Extracted information:

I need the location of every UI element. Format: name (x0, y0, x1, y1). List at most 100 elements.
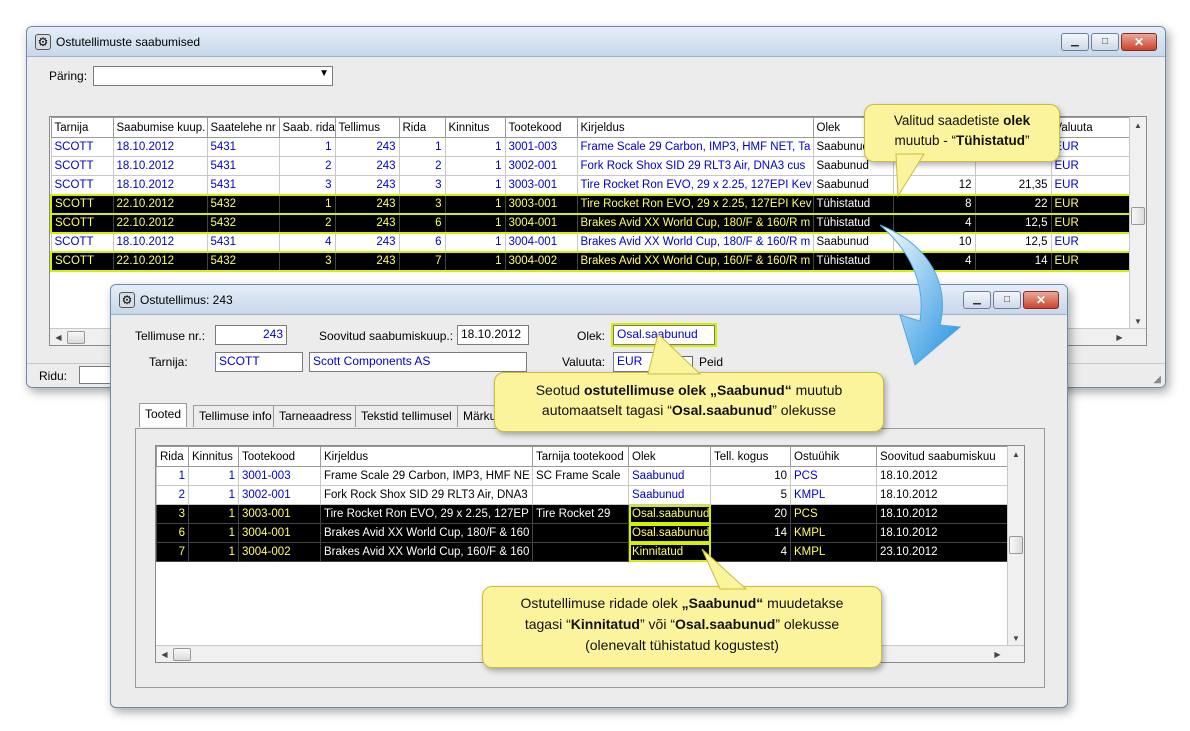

---

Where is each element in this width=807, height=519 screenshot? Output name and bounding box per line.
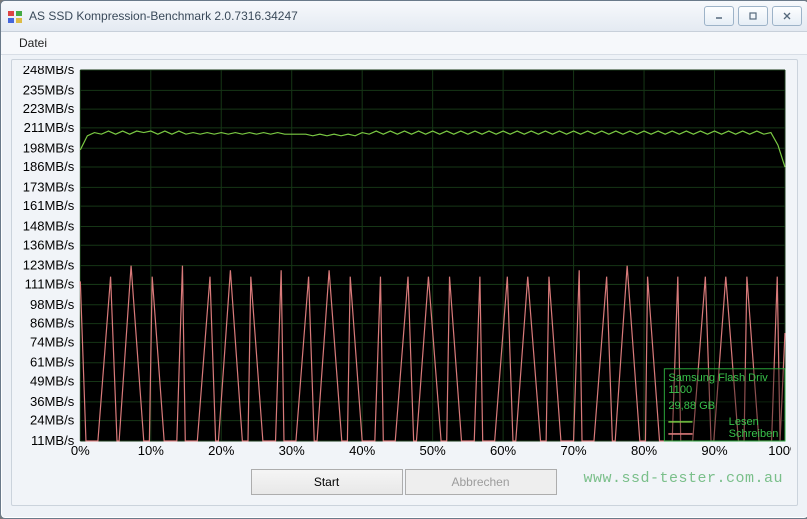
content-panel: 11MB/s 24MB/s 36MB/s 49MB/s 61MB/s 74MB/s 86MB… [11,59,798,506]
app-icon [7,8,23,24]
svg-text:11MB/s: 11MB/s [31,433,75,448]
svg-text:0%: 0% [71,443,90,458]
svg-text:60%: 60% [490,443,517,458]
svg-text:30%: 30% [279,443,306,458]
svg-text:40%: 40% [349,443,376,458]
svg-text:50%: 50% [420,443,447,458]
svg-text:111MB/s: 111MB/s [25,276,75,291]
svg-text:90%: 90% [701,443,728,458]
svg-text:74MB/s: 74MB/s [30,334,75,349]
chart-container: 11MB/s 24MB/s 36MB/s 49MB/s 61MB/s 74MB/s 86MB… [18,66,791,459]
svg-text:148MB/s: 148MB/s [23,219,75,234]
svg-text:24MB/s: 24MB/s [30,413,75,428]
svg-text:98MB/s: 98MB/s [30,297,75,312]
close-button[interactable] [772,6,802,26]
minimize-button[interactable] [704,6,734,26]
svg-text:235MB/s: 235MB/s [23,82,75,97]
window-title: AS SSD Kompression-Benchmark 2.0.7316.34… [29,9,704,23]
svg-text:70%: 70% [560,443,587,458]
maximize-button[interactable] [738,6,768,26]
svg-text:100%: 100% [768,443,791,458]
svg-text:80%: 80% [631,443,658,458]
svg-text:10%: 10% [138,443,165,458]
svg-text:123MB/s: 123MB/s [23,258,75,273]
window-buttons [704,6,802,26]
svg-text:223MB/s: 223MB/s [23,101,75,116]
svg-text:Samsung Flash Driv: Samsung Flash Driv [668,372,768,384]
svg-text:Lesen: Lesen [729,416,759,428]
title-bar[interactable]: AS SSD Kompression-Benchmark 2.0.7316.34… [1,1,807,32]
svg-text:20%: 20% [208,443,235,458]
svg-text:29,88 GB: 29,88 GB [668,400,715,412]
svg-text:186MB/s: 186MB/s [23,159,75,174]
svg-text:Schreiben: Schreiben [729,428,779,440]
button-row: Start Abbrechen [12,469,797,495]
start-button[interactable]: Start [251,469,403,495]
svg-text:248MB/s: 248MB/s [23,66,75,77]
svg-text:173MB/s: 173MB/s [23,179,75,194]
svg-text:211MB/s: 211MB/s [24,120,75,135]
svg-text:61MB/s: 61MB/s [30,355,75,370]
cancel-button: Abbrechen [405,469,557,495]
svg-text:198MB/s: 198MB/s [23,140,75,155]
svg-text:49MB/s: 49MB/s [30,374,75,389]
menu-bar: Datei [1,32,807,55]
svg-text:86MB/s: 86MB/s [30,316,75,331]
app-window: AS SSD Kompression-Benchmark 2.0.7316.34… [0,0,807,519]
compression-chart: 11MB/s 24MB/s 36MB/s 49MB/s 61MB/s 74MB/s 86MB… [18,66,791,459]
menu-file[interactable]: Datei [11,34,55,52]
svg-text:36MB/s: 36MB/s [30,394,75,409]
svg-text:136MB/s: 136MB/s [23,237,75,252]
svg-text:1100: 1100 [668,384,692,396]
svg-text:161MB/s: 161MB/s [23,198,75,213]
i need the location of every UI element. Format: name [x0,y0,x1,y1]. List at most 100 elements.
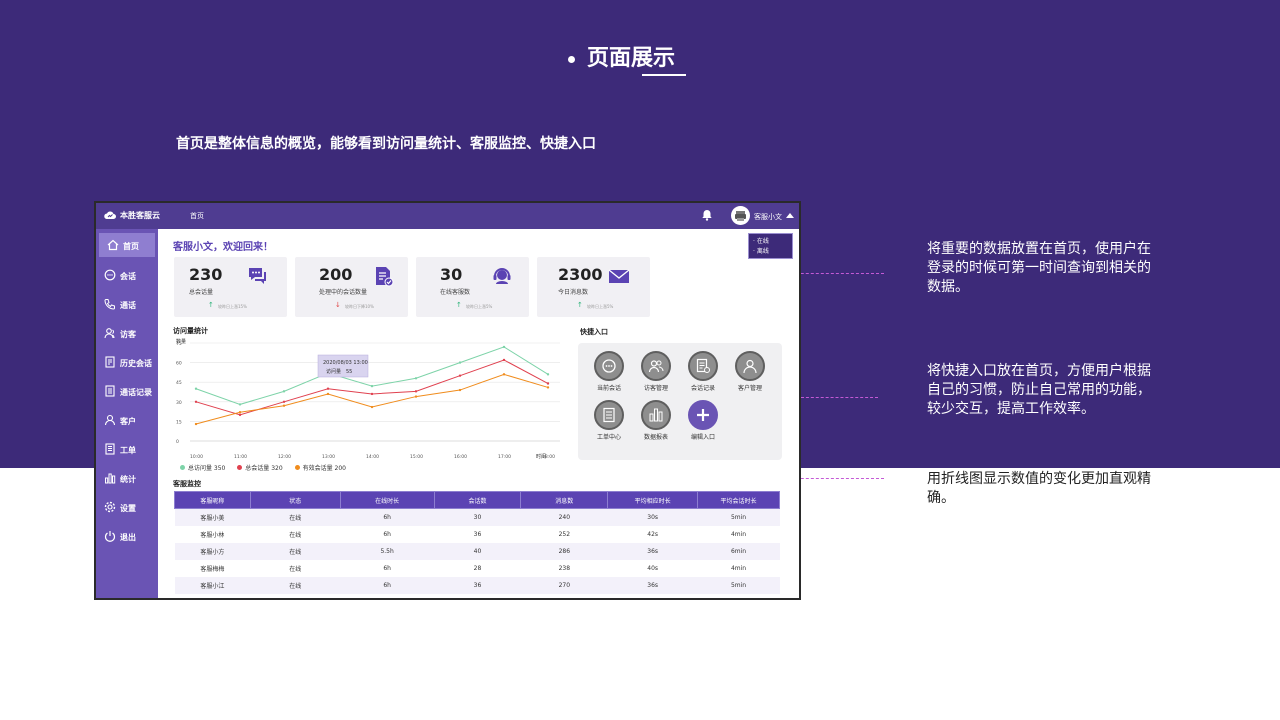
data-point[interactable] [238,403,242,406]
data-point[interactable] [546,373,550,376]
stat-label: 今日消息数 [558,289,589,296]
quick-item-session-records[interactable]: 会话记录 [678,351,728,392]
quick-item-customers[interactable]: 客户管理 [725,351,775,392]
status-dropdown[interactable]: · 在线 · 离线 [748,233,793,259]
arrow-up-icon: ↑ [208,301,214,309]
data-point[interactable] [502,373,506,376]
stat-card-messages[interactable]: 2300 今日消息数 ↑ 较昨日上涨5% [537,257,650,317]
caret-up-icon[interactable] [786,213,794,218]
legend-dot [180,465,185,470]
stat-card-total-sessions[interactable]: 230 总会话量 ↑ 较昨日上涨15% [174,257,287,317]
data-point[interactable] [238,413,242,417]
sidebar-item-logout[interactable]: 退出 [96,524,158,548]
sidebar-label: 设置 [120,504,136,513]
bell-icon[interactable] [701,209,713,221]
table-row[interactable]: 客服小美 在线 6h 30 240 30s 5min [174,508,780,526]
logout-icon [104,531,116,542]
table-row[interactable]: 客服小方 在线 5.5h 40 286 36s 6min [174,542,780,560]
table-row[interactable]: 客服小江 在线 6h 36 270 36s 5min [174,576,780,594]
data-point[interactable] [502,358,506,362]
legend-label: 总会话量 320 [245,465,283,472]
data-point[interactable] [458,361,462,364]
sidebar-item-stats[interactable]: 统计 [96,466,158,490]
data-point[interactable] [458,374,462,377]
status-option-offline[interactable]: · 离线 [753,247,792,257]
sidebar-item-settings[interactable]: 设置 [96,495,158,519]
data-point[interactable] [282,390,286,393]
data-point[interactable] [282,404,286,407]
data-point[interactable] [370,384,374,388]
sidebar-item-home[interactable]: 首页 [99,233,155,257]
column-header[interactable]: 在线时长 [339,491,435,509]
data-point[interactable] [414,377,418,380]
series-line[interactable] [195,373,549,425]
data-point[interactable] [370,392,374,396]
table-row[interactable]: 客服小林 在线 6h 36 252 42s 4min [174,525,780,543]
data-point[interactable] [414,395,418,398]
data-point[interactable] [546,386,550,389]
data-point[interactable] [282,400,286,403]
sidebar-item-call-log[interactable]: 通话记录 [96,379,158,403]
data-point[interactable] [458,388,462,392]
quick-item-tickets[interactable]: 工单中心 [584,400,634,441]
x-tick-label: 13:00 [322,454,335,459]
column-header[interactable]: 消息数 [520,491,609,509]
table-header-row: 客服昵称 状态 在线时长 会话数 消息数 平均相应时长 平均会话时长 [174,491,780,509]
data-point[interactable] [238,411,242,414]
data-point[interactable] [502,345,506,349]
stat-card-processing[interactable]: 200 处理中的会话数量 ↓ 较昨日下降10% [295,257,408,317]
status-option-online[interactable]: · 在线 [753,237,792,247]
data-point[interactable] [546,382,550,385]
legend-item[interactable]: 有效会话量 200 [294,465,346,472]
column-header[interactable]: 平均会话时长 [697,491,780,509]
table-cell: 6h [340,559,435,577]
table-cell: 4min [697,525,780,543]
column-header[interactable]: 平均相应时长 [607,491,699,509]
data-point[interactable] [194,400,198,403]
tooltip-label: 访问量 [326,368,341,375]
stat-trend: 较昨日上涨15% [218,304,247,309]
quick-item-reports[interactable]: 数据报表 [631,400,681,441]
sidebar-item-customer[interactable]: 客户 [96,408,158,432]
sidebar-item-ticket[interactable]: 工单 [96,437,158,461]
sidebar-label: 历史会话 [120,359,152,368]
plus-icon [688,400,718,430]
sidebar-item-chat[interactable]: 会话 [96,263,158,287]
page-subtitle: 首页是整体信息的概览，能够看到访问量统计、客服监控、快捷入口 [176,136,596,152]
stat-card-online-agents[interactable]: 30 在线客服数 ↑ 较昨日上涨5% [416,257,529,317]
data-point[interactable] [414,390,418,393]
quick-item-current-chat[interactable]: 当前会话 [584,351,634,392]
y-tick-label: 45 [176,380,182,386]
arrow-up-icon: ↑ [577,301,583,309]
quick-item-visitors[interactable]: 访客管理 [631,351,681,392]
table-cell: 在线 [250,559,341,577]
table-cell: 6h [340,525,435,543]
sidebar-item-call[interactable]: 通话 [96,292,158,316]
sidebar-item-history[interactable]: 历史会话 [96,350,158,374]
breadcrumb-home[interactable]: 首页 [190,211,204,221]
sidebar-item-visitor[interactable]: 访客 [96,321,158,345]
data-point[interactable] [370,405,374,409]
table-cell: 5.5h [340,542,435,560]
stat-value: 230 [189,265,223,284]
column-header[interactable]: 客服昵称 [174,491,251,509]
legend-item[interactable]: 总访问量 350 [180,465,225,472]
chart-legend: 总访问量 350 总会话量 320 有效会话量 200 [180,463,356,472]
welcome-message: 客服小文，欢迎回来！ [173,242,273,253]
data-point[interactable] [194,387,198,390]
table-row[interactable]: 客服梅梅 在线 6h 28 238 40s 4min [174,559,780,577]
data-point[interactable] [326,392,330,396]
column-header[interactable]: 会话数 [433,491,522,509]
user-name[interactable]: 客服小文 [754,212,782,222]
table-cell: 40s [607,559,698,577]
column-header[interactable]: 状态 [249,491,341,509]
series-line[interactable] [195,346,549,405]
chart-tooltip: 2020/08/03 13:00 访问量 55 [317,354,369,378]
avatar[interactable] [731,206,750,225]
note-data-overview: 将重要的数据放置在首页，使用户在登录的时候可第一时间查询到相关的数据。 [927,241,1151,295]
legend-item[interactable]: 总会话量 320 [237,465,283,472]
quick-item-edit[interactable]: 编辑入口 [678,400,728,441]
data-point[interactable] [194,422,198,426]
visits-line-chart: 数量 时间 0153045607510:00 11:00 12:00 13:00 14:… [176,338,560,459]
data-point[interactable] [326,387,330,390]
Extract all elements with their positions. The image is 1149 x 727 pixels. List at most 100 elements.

Exercise prompt:
Copy the material from the line containing "Where is each" through the line containing "svg-text:74MB/s: 74MB/s [30,334,75,349]" word for word, leaving out the pictures.

Solution below:
Where is each element in this width=807, height=519 screenshot? Output name and bounding box per line.
content-panel: 11MB/s 24MB/s 36MB/s 49MB/s 61MB/s 74MB/s 86MB… [11,59,798,506]
app-icon [7,8,23,24]
svg-text:11MB/s: 11MB/s [31,433,75,448]
svg-text:0%: 0% [71,443,90,458]
svg-text:60%: 60% [490,443,517,458]
svg-text:30%: 30% [279,443,306,458]
svg-text:40%: 40% [349,443,376,458]
svg-text:50%: 50% [420,443,447,458]
svg-text:111MB/s: 111MB/s [25,276,75,291]
svg-text:90%: 90% [701,443,728,458]
svg-text:74MB/s: 74MB/s [30,334,75,349]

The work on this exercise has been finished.